### DIRECTIVE:
Every line below that mentions the word "hosszan" should be copied out.

Stored items
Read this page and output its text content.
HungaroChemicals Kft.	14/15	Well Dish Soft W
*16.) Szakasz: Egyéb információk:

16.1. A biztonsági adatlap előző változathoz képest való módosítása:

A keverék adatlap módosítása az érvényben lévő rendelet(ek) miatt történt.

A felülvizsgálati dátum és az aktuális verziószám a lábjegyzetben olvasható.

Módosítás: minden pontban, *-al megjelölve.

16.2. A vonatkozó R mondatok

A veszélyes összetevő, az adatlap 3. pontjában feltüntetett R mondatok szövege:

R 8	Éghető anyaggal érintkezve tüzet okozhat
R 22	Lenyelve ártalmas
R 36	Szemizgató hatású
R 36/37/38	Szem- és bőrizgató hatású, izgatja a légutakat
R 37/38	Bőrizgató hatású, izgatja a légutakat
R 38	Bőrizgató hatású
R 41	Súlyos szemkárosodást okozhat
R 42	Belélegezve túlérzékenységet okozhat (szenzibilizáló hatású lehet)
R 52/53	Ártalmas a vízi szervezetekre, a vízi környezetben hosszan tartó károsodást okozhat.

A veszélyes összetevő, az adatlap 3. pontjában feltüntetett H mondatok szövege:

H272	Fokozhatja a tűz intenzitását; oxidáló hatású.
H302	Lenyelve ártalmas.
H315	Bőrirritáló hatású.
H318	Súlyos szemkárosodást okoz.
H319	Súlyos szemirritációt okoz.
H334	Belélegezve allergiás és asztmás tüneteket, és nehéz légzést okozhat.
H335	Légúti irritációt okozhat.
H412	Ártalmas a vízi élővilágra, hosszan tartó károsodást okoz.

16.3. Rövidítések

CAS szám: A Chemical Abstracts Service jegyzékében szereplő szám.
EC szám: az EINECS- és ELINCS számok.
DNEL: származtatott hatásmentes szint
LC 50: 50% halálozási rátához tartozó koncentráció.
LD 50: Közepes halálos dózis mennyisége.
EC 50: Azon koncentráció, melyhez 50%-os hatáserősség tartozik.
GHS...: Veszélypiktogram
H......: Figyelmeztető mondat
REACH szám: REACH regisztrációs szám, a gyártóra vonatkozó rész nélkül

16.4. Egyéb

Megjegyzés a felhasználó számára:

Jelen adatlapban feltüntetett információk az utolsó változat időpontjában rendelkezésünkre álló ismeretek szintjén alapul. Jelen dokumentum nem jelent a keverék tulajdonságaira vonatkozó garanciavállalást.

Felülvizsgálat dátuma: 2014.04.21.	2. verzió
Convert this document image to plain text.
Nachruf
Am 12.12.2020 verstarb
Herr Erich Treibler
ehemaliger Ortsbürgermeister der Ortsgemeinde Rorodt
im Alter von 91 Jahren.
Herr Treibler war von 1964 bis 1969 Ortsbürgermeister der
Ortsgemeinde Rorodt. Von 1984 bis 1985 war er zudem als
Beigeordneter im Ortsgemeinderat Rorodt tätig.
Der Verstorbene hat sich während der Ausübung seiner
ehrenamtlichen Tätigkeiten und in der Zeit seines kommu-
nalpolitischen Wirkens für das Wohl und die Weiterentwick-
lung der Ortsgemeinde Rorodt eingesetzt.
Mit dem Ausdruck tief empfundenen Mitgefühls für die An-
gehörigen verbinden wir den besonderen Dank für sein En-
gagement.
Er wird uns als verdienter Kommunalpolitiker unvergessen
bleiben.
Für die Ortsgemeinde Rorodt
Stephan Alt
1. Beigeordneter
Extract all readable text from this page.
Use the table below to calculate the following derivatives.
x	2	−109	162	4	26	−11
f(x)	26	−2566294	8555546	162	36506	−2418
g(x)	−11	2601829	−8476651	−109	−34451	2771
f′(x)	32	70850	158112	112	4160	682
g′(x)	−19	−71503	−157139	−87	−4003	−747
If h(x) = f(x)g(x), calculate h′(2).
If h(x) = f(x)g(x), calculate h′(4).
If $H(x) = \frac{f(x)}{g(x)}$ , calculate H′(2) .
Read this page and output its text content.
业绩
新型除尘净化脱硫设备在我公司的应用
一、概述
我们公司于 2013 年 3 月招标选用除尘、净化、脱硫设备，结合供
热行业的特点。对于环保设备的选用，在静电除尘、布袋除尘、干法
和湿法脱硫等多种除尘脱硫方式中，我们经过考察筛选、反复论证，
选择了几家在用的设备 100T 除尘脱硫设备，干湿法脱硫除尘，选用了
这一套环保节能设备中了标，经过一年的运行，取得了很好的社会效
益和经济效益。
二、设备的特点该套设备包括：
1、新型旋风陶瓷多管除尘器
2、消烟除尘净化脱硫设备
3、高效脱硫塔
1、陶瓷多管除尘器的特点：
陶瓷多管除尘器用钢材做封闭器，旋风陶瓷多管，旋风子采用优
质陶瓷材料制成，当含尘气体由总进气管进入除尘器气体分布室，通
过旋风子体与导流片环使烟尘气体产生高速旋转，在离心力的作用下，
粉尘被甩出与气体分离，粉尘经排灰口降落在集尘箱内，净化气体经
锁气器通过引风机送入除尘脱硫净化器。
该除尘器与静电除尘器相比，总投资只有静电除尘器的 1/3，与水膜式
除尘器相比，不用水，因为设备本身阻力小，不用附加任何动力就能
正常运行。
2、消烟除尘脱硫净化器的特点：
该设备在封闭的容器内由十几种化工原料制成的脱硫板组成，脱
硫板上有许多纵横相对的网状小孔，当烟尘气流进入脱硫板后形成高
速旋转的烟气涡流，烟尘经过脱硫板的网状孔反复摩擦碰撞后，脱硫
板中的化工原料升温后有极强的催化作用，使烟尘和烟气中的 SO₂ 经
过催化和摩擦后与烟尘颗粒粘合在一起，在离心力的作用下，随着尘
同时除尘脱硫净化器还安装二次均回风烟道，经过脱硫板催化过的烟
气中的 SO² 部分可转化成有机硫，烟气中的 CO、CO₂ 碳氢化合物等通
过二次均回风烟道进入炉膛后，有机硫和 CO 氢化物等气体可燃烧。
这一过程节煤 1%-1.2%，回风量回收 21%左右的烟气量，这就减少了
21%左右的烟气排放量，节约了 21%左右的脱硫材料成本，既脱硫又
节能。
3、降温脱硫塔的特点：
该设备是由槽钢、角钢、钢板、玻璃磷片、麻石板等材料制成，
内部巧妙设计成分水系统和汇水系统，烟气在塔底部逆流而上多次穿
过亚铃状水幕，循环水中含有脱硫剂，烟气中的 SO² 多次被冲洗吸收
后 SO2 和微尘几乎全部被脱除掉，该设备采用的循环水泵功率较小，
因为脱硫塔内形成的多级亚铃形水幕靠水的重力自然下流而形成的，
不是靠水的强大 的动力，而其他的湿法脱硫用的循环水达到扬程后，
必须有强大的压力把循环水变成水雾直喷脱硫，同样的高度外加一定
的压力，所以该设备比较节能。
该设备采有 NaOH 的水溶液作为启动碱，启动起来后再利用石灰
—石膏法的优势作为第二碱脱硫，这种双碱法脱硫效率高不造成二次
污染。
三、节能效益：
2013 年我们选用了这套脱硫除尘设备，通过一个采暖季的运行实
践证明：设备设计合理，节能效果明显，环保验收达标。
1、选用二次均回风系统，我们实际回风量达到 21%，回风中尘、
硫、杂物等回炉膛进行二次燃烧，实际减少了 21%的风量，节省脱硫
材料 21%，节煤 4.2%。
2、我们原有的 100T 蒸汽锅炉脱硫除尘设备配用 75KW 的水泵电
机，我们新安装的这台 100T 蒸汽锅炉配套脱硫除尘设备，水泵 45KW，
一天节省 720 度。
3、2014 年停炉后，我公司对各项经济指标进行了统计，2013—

### WRITTEN SOLUTION:
R 52/53	Ártalmas a vízi szervezetekre, a vízi környezetben hosszan tartó károsodást okozhat.
H412	Ártalmas a vízi élővilágra, hosszan tartó károsodást okoz.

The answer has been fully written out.